▶ [The request]:
Output all of the entries exactly as written.

▶ [The data]:
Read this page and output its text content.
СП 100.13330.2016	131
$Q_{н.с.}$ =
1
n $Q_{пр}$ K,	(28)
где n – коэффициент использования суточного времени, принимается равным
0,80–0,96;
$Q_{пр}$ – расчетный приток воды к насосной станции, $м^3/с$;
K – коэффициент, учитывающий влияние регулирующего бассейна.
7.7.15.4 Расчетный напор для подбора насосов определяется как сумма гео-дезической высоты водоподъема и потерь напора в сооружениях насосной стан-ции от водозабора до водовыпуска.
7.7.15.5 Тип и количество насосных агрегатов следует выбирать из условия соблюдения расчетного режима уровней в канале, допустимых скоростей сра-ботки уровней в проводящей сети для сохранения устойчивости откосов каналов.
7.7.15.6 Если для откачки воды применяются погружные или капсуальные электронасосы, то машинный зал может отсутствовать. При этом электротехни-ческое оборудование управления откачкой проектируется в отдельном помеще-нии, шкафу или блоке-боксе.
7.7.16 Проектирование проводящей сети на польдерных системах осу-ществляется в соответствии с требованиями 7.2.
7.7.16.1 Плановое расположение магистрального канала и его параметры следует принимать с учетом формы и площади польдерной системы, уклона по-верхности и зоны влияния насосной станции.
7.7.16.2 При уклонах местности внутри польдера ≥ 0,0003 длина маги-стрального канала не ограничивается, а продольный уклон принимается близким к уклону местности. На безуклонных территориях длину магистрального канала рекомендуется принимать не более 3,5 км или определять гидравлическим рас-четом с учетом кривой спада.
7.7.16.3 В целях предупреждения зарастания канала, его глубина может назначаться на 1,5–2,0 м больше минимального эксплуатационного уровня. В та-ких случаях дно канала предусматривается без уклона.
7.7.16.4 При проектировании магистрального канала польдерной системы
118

▶ [Response]:
Read this page and output its text content.
СП 100.13330.2016	131
$Q_{н.с.}$ =
1
n $Q_{пр}$ K,	(28)
где n – коэффициент использования суточного времени, принимается равным
0,80–0,96;
$Q_{пр}$ – расчетный приток воды к насосной станции, $м^3/с$;
K – коэффициент, учитывающий влияние регулирующего бассейна.
7.7.15.4 Расчетный напор для подбора насосов определяется как сумма гео-дезической высоты водоподъема и потерь напора в сооружениях насосной стан-ции от водозабора до водовыпуска.
7.7.15.5 Тип и количество насосных агрегатов следует выбирать из условия соблюдения расчетного режима уровней в канале, допустимых скоростей сра-ботки уровней в проводящей сети для сохранения устойчивости откосов каналов.
7.7.15.6 Если для откачки воды применяются погружные или капсуальные электронасосы, то машинный зал может отсутствовать. При этом электротехни-ческое оборудование управления откачкой проектируется в отдельном помеще-нии, шкафу или блоке-боксе.
7.7.16 Проектирование проводящей сети на польдерных системах осу-ществляется в соответствии с требованиями 7.2.
7.7.16.1 Плановое расположение магистрального канала и его параметры следует принимать с учетом формы и площади польдерной системы, уклона по-верхности и зоны влияния насосной станции.
7.7.16.2 При уклонах местности внутри польдера ≥ 0,0003 длина маги-стрального канала не ограничивается, а продольный уклон принимается близким к уклону местности. На безуклонных территориях длину магистрального канала рекомендуется принимать не более 3,5 км или определять гидравлическим рас-четом с учетом кривой спада.
7.7.16.3 В целях предупреждения зарастания канала, его глубина может назначаться на 1,5–2,0 м больше минимального эксплуатационного уровня. В та-ких случаях дно канала предусматривается без уклона.
7.7.16.4 При проектировании магистрального канала польдерной системы
118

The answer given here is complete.